## What is required
Pick out each line with the word "小売売上高" from the material that follows.

## Material provided
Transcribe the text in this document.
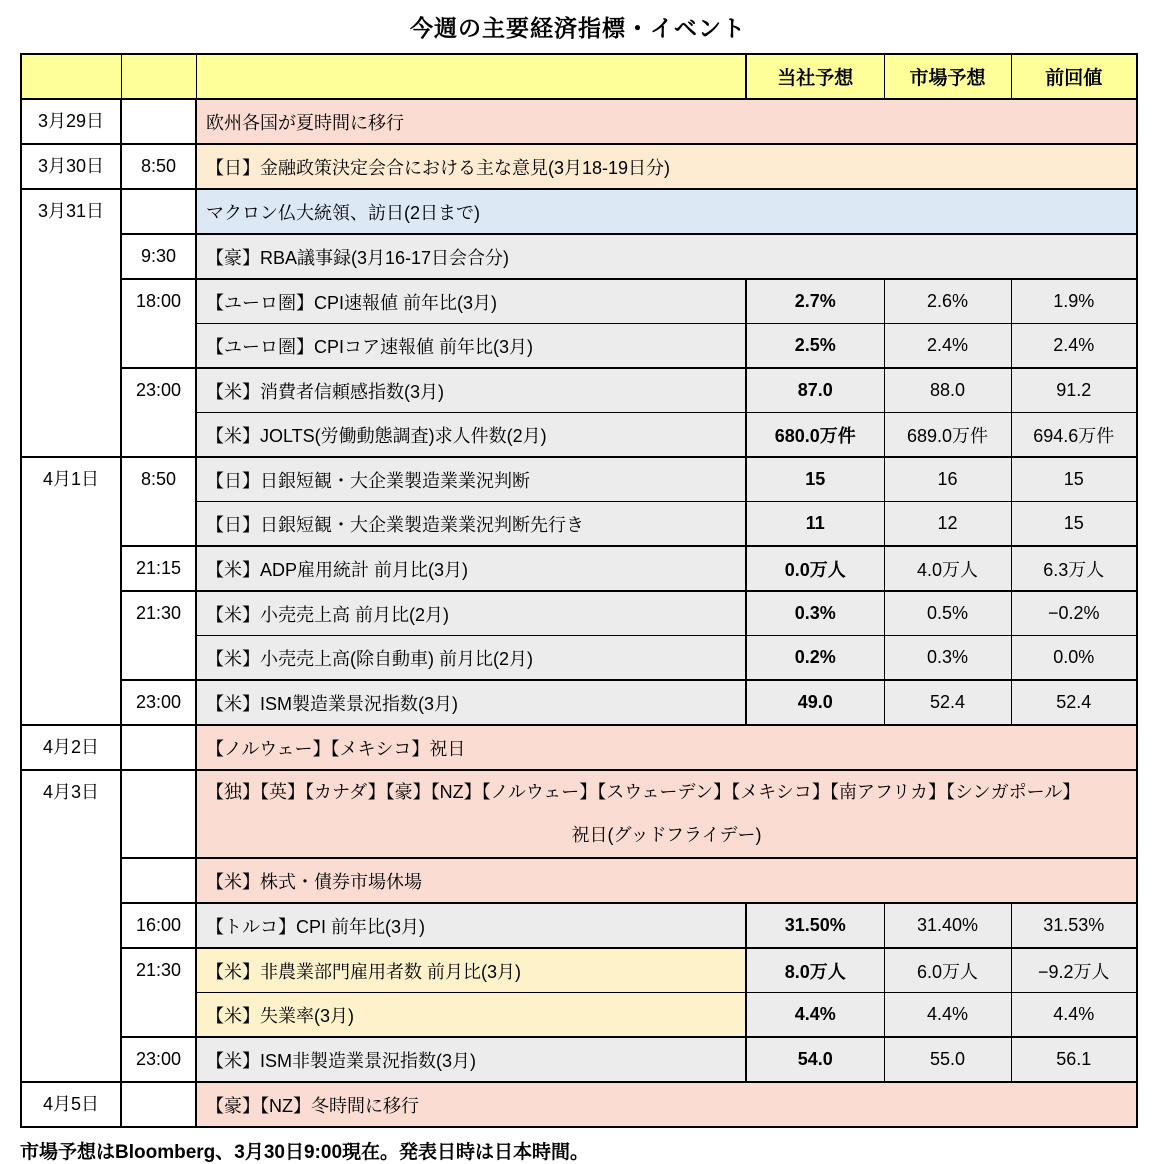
今週の主要経済指標・イベント
			当社予想	市場予想	前回値
3月29日		欧州各国が夏時間に移行			
3月30日	8:50	【日】金融政策決定会合における主な意見(3月18-19日分)			
3月31日		マクロン仏大統領、訪日(2日まで)			
	9:30	【豪】RBA議事録(3月16-17日会合分)			
	18:00	【ユーロ圏】CPI速報値 前年比(3月)	2.7%	2.6%	1.9%
		【ユーロ圏】CPIコア速報値 前年比(3月)	2.5%	2.4%	2.4%
	23:00	【米】消費者信頼感指数(3月)	87.0	88.0	91.2
		【米】JOLTS(労働動態調査)求人件数(2月)	680.0万件	689.0万件	694.6万件
4月1日	8:50	【日】日銀短観・大企業製造業業況判断	15	16	15
		【日】日銀短観・大企業製造業業況判断先行き	11	12	15
	21:15	【米】ADP雇用統計 前月比(3月)	0.0万人	4.0万人	6.3万人
	21:30	【米】小売売上高 前月比(2月)	0.3%	0.5%	−0.2%
		【米】小売売上高(除自動車) 前月比(2月)	0.2%	0.3%	0.0%
	23:00	【米】ISM製造業景況指数(3月)	49.0	52.4	52.4
4月2日		【ノルウェー】【メキシコ】祝日			
4月3日		【独】【英】【カナダ】【豪】【NZ】【ノルウェー】【スウェーデン】【メキシコ】【南アフリカ】【シンガポール】
祝日(グッドフライデー)			

		【米】株式・債券市場休場			
	16:00	【トルコ】CPI 前年比(3月)	31.50%	31.40%	31.53%
	21:30	【米】非農業部門雇用者数 前月比(3月)	8.0万人	6.0万人	−9.2万人
		【米】失業率(3月)	4.4%	4.4%	4.4%
	23:00	【米】ISM非製造業景況指数(3月)	54.0	55.0	56.1
4月5日		【豪】【NZ】冬時間に移行			
市場予想はBloomberg、3月30日9:00現在。発表日時は日本時間。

## Result
	21:30	【米】小売売上高 前月比(2月)	0.3%	0.5%	−0.2%
		【米】小売売上高(除自動車) 前月比(2月)	0.2%	0.3%	0.0%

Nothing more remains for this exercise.